#### Figure content listings
========================================

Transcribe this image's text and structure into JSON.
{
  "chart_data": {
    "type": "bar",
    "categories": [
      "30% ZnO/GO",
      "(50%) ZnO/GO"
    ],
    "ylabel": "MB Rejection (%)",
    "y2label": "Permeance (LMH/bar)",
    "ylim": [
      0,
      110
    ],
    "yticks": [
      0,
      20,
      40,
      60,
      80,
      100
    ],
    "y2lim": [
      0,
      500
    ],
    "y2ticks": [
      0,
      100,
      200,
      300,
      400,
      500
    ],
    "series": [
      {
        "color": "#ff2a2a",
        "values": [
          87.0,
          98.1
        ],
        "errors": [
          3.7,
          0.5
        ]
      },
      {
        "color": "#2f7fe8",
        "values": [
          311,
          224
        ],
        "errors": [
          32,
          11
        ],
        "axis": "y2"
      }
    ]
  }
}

========================================

#### WORK TO DO
Set down all of the records shown above once more, exactly.

#### SOLUTION
Transcribe this image's text and structure into JSON.
{
  "chart_data": {
    "type": "bar",
    "categories": [
      "30% ZnO/GO",
      "(50%) ZnO/GO"
    ],
    "ylabel": "MB Rejection (%)",
    "y2label": "Permeance (LMH/bar)",
    "ylim": [
      0,
      110
    ],
    "yticks": [
      0,
      20,
      40,
      60,
      80,
      100
    ],
    "y2lim": [
      0,
      500
    ],
    "y2ticks": [
      0,
      100,
      200,
      300,
      400,
      500
    ],
    "series": [
      {
        "color": "#ff2a2a",
        "values": [
          87.0,
          98.1
        ],
        "errors": [
          3.7,
          0.5
        ]
      },
      {
        "color": "#2f7fe8",
        "values": [
          311,
          224
        ],
        "errors": [
          32,
          11
        ],
        "axis": "y2"
      }
    ]
  }
}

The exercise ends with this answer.